[Start RAW RECORDS]

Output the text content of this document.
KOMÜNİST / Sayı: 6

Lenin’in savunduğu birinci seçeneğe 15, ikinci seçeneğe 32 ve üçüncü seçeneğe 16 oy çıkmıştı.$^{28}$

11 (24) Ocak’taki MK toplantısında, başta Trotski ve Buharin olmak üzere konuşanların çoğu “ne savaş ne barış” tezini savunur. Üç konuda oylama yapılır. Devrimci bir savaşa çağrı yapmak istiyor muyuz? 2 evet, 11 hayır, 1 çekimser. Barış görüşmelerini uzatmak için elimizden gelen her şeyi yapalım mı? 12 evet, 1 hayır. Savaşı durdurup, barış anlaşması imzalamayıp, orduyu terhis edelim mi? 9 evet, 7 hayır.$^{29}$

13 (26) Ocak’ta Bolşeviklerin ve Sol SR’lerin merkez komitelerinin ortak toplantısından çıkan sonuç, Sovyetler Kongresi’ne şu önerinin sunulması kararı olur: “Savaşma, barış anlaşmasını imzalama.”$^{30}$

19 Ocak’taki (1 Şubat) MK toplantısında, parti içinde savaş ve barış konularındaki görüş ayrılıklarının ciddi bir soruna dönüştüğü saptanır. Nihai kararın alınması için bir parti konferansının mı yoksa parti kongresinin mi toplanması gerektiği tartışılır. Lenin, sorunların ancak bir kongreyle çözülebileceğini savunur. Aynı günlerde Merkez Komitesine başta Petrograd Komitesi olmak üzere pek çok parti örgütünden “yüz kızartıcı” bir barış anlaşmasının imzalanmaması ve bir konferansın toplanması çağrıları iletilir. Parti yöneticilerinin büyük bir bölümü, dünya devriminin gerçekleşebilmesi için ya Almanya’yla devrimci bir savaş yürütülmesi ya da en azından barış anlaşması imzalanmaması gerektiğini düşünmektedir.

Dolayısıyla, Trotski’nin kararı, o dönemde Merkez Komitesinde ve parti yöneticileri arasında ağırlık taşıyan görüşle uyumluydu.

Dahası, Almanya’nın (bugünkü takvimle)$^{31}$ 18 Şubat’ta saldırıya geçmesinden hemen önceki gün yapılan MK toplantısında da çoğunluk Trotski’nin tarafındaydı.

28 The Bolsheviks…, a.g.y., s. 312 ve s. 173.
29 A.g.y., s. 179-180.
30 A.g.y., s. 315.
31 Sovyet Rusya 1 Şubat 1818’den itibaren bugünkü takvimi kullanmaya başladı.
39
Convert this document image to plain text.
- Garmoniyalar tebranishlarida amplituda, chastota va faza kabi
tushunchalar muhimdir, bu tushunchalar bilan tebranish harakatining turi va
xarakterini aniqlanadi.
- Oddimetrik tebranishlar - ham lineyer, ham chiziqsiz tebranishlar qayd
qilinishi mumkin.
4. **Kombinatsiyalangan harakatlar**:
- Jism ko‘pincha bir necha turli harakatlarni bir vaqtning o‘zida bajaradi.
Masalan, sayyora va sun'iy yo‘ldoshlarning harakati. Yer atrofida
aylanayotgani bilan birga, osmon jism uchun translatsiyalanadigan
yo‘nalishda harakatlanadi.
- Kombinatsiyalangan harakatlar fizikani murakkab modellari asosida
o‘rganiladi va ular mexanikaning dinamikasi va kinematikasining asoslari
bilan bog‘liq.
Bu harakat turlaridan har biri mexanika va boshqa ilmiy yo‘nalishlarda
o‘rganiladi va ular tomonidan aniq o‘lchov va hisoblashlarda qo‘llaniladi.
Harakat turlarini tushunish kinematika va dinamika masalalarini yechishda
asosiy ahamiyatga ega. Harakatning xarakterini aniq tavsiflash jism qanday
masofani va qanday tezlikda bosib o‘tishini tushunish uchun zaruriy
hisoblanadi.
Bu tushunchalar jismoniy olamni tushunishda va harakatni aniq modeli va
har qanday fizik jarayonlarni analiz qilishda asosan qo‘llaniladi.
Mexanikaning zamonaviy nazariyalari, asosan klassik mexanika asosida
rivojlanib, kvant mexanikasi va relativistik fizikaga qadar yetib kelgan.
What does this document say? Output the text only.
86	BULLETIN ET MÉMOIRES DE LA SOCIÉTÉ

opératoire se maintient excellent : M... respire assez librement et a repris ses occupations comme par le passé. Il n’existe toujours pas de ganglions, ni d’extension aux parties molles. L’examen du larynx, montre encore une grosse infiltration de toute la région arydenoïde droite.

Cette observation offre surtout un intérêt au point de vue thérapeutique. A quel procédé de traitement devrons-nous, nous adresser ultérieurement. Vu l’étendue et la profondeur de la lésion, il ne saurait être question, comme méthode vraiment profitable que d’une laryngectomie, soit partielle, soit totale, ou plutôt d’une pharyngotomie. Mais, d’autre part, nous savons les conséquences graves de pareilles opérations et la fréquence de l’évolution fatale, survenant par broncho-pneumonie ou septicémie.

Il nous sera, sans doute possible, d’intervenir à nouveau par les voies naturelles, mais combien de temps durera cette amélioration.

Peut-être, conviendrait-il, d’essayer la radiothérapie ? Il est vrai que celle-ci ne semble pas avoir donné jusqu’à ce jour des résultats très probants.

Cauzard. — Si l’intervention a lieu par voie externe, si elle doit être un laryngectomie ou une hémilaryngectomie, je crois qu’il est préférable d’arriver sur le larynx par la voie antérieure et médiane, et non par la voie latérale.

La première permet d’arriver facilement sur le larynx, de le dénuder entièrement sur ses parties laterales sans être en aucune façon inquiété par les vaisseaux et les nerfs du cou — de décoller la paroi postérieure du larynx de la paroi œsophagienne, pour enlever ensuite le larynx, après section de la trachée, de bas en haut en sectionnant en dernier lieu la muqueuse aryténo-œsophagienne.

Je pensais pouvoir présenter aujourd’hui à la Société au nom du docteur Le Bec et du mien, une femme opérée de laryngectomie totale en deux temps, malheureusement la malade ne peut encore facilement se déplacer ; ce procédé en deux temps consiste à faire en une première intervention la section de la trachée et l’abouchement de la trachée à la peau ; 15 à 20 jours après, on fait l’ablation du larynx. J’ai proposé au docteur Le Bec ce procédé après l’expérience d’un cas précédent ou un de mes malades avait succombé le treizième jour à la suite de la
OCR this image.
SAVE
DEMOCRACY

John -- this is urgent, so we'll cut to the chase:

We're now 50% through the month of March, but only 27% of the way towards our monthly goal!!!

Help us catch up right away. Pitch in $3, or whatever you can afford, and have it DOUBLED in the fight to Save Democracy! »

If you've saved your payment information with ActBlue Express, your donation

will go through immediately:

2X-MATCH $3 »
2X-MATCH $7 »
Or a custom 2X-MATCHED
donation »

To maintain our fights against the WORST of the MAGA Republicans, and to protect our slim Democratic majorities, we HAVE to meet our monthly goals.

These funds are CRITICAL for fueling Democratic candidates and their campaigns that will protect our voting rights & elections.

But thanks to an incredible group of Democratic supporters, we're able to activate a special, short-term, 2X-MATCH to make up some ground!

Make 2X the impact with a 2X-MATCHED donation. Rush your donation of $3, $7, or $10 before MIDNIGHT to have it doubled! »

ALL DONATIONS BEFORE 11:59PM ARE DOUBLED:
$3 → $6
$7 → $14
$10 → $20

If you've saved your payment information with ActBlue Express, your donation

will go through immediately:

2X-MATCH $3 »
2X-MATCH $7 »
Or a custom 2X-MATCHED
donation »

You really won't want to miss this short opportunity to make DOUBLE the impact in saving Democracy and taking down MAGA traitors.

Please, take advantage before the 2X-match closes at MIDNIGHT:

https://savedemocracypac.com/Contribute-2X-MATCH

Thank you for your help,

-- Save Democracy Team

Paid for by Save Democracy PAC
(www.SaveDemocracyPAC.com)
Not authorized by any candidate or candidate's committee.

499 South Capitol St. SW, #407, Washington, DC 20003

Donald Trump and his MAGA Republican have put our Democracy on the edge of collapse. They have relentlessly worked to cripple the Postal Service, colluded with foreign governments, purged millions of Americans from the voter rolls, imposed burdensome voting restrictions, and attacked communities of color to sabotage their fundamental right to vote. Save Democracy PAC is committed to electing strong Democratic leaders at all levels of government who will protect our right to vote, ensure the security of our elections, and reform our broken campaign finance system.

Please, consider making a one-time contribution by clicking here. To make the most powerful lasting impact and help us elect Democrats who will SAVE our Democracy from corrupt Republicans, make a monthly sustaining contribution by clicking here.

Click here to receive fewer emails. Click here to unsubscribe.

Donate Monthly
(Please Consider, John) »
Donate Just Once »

[End RAW RECORDS]

YOUR OBJECTIVE: Identify and extract each line of the listing that contains "image".

ANSWER TO THE PROBLEM:
Convert this document image to plain text.
OCR this image.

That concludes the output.